*** RECORD EXTRACTS ***
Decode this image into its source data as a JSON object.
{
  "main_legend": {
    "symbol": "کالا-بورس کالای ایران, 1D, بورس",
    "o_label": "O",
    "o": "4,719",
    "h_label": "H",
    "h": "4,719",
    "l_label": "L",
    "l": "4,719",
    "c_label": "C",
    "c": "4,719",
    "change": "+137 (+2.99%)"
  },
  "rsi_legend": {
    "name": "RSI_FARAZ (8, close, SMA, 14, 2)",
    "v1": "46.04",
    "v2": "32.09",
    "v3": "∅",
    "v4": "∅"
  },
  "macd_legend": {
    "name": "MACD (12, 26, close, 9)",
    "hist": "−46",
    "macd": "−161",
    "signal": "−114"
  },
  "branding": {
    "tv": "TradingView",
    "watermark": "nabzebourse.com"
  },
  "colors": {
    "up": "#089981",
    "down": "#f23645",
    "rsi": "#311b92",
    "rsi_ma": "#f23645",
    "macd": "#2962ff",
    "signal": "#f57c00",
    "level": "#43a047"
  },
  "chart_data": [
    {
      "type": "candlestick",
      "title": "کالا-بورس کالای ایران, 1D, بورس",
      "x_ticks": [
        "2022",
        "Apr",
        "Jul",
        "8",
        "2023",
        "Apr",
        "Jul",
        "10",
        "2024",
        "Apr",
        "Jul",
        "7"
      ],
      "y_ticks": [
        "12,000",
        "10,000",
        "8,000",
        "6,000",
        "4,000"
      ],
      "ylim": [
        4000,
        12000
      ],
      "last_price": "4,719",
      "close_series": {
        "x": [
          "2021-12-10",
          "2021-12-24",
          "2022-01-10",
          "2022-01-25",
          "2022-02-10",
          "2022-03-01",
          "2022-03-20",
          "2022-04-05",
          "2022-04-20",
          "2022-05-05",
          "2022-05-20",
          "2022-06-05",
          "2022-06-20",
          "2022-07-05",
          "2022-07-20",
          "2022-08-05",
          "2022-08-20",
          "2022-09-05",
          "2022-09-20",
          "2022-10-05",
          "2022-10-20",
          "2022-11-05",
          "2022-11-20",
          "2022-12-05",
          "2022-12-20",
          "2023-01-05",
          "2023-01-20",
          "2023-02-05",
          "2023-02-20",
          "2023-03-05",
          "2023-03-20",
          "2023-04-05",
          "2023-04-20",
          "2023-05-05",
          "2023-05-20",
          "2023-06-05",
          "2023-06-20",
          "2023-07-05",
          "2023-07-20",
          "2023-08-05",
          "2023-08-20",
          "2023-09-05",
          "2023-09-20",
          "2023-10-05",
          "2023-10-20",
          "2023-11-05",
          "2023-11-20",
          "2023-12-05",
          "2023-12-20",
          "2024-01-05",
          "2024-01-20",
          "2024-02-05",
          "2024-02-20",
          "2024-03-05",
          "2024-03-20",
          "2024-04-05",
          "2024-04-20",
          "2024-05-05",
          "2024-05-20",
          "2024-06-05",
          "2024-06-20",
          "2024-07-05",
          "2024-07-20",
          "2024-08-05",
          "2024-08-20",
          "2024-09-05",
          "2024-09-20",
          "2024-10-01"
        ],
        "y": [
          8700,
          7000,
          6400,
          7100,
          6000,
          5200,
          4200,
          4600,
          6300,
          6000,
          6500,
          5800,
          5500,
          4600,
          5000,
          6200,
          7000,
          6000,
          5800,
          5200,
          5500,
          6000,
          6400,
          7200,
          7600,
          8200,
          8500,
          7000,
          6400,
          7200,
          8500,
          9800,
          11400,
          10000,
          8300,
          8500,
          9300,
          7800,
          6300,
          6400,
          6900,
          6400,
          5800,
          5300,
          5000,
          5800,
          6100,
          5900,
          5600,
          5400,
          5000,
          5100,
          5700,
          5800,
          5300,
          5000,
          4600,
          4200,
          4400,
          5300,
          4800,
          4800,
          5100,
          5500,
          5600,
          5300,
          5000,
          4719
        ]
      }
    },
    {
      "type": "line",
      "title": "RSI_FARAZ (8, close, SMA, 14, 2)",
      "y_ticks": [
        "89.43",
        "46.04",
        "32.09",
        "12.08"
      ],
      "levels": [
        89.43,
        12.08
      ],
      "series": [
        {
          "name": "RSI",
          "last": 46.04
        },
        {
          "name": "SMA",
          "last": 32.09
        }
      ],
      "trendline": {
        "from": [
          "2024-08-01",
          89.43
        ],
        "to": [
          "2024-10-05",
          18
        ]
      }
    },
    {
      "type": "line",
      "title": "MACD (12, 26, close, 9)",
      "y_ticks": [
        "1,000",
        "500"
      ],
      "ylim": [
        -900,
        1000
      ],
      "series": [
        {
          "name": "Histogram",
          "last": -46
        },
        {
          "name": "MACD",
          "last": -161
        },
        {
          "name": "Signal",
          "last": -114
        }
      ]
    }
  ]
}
***
▸ TASK DESCRIPTION
Reproduce the full listing word for word.

▸ THE REPLY
Decode this image into its source data as a JSON object.
{
  "main_legend": {
    "symbol": "کالا-بورس کالای ایران, 1D, بورس",
    "o_label": "O",
    "o": "4,719",
    "h_label": "H",
    "h": "4,719",
    "l_label": "L",
    "l": "4,719",
    "c_label": "C",
    "c": "4,719",
    "change": "+137 (+2.99%)"
  },
  "rsi_legend": {
    "name": "RSI_FARAZ (8, close, SMA, 14, 2)",
    "v1": "46.04",
    "v2": "32.09",
    "v3": "∅",
    "v4": "∅"
  },
  "macd_legend": {
    "name": "MACD (12, 26, close, 9)",
    "hist": "−46",
    "macd": "−161",
    "signal": "−114"
  },
  "branding": {
    "tv": "TradingView",
    "watermark": "nabzebourse.com"
  },
  "colors": {
    "up": "#089981",
    "down": "#f23645",
    "rsi": "#311b92",
    "rsi_ma": "#f23645",
    "macd": "#2962ff",
    "signal": "#f57c00",
    "level": "#43a047"
  },
  "chart_data": [
    {
      "type": "candlestick",
      "title": "کالا-بورس کالای ایران, 1D, بورس",
      "x_ticks": [
        "2022",
        "Apr",
        "Jul",
        "8",
        "2023",
        "Apr",
        "Jul",
        "10",
        "2024",
        "Apr",
        "Jul",
        "7"
      ],
      "y_ticks": [
        "12,000",
        "10,000",
        "8,000",
        "6,000",
        "4,000"
      ],
      "ylim": [
        4000,
        12000
      ],
      "last_price": "4,719",
      "close_series": {
        "x": [
          "2021-12-10",
          "2021-12-24",
          "2022-01-10",
          "2022-01-25",
          "2022-02-10",
          "2022-03-01",
          "2022-03-20",
          "2022-04-05",
          "2022-04-20",
          "2022-05-05",
          "2022-05-20",
          "2022-06-05",
          "2022-06-20",
          "2022-07-05",
          "2022-07-20",
          "2022-08-05",
          "2022-08-20",
          "2022-09-05",
          "2022-09-20",
          "2022-10-05",
          "2022-10-20",
          "2022-11-05",
          "2022-11-20",
          "2022-12-05",
          "2022-12-20",
          "2023-01-05",
          "2023-01-20",
          "2023-02-05",
          "2023-02-20",
          "2023-03-05",
          "2023-03-20",
          "2023-04-05",
          "2023-04-20",
          "2023-05-05",
          "2023-05-20",
          "2023-06-05",
          "2023-06-20",
          "2023-07-05",
          "2023-07-20",
          "2023-08-05",
          "2023-08-20",
          "2023-09-05",
          "2023-09-20",
          "2023-10-05",
          "2023-10-20",
          "2023-11-05",
          "2023-11-20",
          "2023-12-05",
          "2023-12-20",
          "2024-01-05",
          "2024-01-20",
          "2024-02-05",
          "2024-02-20",
          "2024-03-05",
          "2024-03-20",
          "2024-04-05",
          "2024-04-20",
          "2024-05-05",
          "2024-05-20",
          "2024-06-05",
          "2024-06-20",
          "2024-07-05",
          "2024-07-20",
          "2024-08-05",
          "2024-08-20",
          "2024-09-05",
          "2024-09-20",
          "2024-10-01"
        ],
        "y": [
          8700,
          7000,
          6400,
          7100,
          6000,
          5200,
          4200,
          4600,
          6300,
          6000,
          6500,
          5800,
          5500,
          4600,
          5000,
          6200,
          7000,
          6000,
          5800,
          5200,
          5500,
          6000,
          6400,
          7200,
          7600,
          8200,
          8500,
          7000,
          6400,
          7200,
          8500,
          9800,
          11400,
          10000,
          8300,
          8500,
          9300,
          7800,
          6300,
          6400,
          6900,
          6400,
          5800,
          5300,
          5000,
          5800,
          6100,
          5900,
          5600,
          5400,
          5000,
          5100,
          5700,
          5800,
          5300,
          5000,
          4600,
          4200,
          4400,
          5300,
          4800,
          4800,
          5100,
          5500,
          5600,
          5300,
          5000,
          4719
        ]
      }
    },
    {
      "type": "line",
      "title": "RSI_FARAZ (8, close, SMA, 14, 2)",
      "y_ticks": [
        "89.43",
        "46.04",
        "32.09",
        "12.08"
      ],
      "levels": [
        89.43,
        12.08
      ],
      "series": [
        {
          "name": "RSI",
          "last": 46.04
        },
        {
          "name": "SMA",
          "last": 32.09
        }
      ],
      "trendline": {
        "from": [
          "2024-08-01",
          89.43
        ],
        "to": [
          "2024-10-05",
          18
        ]
      }
    },
    {
      "type": "line",
      "title": "MACD (12, 26, close, 9)",
      "y_ticks": [
        "1,000",
        "500"
      ],
      "ylim": [
        -900,
        1000
      ],
      "series": [
        {
          "name": "Histogram",
          "last": -46
        },
        {
          "name": "MACD",
          "last": -161
        },
        {
          "name": "Signal",
          "last": -114
        }
      ]
    }
  ]
}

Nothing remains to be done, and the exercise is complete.